GOAL:
Return the whole listing, keeping every character the same.

Extracted data entries:
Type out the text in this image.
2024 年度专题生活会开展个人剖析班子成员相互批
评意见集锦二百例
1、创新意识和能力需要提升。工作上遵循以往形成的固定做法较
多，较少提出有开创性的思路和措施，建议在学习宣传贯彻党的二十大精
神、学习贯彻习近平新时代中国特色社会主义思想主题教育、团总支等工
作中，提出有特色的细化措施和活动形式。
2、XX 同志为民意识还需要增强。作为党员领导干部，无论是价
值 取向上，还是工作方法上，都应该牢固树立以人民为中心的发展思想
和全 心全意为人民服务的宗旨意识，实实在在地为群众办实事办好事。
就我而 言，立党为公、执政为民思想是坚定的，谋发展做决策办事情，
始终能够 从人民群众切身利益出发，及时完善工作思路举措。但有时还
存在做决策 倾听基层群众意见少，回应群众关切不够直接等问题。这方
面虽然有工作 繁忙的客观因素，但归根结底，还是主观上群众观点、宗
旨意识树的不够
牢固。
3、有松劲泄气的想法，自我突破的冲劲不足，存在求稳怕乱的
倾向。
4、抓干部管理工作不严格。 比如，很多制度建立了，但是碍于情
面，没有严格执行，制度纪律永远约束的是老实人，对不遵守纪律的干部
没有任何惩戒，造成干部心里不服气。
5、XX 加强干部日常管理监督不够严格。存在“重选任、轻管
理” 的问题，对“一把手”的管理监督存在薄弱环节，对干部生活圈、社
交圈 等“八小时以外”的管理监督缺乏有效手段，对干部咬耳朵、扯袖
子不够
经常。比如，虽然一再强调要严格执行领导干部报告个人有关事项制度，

ANSWER TO THIS EXERCISE:
Type out the text in this image.
2024 年度专题生活会开展个人剖析班子成员相互批
评意见集锦二百例
1、创新意识和能力需要提升。工作上遵循以往形成的固定做法较
多，较少提出有开创性的思路和措施，建议在学习宣传贯彻党的二十大精
神、学习贯彻习近平新时代中国特色社会主义思想主题教育、团总支等工
作中，提出有特色的细化措施和活动形式。
2、XX 同志为民意识还需要增强。作为党员领导干部，无论是价
值 取向上，还是工作方法上，都应该牢固树立以人民为中心的发展思想
和全 心全意为人民服务的宗旨意识，实实在在地为群众办实事办好事。
就我而 言，立党为公、执政为民思想是坚定的，谋发展做决策办事情，
始终能够 从人民群众切身利益出发，及时完善工作思路举措。但有时还
存在做决策 倾听基层群众意见少，回应群众关切不够直接等问题。这方
面虽然有工作 繁忙的客观因素，但归根结底，还是主观上群众观点、宗
旨意识树的不够
牢固。
3、有松劲泄气的想法，自我突破的冲劲不足，存在求稳怕乱的
倾向。
4、抓干部管理工作不严格。 比如，很多制度建立了，但是碍于情
面，没有严格执行，制度纪律永远约束的是老实人，对不遵守纪律的干部
没有任何惩戒，造成干部心里不服气。
5、XX 加强干部日常管理监督不够严格。存在“重选任、轻管
理” 的问题，对“一把手”的管理监督存在薄弱环节，对干部生活圈、社
交圈 等“八小时以外”的管理监督缺乏有效手段，对干部咬耳朵、扯袖
子不够
经常。比如，虽然一再强调要严格执行领导干部报告个人有关事项制度，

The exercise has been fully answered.